>> start
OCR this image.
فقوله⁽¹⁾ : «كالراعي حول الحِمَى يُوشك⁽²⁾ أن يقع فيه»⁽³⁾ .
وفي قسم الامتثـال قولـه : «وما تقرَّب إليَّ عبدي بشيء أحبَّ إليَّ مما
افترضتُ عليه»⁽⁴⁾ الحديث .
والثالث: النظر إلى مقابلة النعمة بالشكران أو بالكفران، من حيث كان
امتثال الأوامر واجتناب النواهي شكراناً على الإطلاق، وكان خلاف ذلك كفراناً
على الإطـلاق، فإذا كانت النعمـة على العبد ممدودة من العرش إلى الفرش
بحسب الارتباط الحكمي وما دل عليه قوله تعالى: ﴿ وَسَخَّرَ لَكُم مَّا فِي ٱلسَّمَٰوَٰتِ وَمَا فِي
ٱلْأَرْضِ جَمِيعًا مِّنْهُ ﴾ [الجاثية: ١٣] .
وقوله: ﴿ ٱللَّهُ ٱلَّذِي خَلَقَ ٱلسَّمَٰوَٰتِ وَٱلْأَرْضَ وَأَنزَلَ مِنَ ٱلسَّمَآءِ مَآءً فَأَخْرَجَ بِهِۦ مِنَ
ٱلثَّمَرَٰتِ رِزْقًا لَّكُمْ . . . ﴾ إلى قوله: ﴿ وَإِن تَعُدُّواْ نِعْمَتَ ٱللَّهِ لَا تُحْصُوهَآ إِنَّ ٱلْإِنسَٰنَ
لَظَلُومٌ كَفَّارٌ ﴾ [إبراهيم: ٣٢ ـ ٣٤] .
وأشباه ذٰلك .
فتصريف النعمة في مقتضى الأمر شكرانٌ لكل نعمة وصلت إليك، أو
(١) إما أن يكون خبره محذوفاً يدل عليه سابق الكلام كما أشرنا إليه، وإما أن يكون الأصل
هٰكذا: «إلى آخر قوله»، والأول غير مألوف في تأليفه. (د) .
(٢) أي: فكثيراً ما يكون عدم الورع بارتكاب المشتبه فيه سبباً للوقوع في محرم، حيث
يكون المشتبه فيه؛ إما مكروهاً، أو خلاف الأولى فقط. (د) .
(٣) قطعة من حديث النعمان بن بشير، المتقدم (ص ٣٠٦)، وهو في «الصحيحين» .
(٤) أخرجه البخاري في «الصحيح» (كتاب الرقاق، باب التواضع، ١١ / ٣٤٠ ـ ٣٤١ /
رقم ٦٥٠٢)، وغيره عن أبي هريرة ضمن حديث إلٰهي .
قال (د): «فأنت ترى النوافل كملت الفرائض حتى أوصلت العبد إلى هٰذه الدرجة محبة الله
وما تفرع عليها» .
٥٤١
>> end
● **SET TASK**
Scan the entries above for the word "النعمة" and collect each line holding it.

● **EXERCISE ANSWER**
والثالث: النظر إلى مقابلة النعمة بالشكران أو بالكفران، من حيث كان
فتصريف النعمة في مقتضى الأمر شكرانٌ لكل نعمة وصلت إليك، أو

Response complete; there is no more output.